- **Data**
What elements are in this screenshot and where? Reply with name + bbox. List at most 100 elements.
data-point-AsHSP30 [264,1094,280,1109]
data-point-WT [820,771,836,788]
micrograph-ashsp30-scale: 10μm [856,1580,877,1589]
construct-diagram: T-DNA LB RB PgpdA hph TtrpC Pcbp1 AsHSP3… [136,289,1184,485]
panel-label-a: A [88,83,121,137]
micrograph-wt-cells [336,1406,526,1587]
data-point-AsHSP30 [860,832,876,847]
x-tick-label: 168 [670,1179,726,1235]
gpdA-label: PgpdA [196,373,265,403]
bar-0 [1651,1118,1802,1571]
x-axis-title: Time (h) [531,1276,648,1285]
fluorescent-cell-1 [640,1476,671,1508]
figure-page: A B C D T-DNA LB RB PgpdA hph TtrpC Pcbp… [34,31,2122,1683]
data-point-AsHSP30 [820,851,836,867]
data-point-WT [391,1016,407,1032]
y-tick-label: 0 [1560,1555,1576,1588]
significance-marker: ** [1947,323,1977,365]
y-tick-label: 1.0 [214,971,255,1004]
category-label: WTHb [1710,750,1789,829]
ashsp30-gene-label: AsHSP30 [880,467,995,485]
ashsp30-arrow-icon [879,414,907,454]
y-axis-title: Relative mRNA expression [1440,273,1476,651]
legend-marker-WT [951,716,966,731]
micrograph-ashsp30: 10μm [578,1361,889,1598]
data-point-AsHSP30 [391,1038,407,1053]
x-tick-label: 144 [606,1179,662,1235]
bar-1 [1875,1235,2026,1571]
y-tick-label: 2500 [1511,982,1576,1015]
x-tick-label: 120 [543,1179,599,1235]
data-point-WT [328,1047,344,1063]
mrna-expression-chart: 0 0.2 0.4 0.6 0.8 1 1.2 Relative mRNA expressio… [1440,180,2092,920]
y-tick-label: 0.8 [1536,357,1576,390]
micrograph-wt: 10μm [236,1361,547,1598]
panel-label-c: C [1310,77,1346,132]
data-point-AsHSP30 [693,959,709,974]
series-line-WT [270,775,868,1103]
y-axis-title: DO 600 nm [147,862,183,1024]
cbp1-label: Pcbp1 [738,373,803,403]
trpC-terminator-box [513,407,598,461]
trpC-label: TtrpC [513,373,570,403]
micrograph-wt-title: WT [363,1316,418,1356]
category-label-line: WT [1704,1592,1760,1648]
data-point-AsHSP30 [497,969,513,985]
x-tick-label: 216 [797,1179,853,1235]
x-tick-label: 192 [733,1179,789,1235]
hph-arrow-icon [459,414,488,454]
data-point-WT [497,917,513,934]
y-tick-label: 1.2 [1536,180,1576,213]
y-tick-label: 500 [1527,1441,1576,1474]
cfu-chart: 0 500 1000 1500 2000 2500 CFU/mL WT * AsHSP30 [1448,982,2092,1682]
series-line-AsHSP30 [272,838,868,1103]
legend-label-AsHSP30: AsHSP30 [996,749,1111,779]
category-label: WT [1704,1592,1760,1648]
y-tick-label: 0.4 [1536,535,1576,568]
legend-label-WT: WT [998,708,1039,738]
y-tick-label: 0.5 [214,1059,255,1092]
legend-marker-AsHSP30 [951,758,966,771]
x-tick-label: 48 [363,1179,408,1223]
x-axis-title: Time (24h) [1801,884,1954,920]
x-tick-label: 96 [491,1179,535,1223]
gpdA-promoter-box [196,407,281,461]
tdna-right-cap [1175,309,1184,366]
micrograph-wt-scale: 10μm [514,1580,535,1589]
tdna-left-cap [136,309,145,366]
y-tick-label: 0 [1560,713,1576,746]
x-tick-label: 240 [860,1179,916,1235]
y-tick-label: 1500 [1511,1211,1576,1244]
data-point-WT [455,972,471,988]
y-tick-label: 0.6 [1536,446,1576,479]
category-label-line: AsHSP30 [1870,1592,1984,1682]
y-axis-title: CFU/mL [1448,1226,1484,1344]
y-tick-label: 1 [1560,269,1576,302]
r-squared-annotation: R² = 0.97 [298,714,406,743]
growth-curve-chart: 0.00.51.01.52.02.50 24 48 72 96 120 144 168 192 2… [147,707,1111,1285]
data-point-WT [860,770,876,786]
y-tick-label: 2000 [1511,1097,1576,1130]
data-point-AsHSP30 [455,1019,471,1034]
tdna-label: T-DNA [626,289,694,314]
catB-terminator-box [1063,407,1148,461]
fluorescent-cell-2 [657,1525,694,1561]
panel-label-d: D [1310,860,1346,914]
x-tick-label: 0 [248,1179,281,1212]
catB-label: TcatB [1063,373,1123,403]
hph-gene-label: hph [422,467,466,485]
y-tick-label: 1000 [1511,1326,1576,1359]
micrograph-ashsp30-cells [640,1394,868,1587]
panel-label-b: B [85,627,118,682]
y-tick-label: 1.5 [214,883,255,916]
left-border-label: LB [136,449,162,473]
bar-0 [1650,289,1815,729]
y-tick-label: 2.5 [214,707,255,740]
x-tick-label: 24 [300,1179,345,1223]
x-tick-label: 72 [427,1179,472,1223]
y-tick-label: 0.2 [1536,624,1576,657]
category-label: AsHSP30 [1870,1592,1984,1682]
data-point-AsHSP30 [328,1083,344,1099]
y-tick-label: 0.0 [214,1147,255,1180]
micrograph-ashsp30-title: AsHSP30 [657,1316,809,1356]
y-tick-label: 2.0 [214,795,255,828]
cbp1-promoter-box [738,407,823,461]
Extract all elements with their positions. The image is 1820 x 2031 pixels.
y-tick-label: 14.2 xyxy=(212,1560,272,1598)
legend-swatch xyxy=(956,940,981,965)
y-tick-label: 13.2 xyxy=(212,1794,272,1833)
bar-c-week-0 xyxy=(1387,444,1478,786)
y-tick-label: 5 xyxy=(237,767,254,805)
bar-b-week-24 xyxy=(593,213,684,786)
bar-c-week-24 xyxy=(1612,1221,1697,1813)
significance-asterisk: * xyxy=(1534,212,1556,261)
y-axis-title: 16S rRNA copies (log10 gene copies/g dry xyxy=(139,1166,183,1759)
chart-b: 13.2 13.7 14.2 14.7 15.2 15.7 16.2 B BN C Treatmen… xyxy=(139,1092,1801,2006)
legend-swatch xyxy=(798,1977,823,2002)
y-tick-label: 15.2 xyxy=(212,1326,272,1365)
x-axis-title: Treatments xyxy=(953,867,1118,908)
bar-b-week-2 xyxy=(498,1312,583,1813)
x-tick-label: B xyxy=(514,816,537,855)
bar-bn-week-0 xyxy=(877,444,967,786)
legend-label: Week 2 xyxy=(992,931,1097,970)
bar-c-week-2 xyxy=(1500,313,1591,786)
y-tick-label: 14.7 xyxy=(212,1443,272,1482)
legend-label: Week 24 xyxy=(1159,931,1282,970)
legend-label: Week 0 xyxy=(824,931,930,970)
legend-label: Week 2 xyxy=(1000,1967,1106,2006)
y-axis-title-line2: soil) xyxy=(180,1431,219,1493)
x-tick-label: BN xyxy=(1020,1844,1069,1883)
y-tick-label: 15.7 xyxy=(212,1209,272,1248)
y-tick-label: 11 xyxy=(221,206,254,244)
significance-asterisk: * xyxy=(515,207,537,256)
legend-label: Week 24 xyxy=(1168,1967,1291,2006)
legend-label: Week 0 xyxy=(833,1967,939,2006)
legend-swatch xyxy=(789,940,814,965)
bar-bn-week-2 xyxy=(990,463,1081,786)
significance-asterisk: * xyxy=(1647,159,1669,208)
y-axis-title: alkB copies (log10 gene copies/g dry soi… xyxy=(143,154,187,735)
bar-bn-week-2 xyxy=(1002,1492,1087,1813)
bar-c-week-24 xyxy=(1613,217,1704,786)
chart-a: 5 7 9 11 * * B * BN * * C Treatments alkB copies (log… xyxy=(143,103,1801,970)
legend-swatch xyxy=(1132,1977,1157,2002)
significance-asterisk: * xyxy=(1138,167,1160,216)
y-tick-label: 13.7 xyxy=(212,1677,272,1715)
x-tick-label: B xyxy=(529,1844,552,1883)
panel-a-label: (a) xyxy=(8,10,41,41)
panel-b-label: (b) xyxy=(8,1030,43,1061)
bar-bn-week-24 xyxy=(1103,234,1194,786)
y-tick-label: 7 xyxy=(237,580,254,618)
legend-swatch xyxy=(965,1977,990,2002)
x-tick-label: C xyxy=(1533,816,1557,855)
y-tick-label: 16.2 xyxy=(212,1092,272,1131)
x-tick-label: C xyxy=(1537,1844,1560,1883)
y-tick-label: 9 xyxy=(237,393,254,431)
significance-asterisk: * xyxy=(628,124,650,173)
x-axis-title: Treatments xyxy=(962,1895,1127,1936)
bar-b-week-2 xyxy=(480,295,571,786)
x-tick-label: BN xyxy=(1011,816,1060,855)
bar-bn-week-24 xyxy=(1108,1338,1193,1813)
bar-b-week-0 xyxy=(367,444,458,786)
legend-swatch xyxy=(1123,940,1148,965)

- **Work task**
Your answer should consist of every line from the entries that holds "terminator".

- **Written response**
trpC-terminator-box [513,407,598,461]
catB-terminator-box [1063,407,1148,461]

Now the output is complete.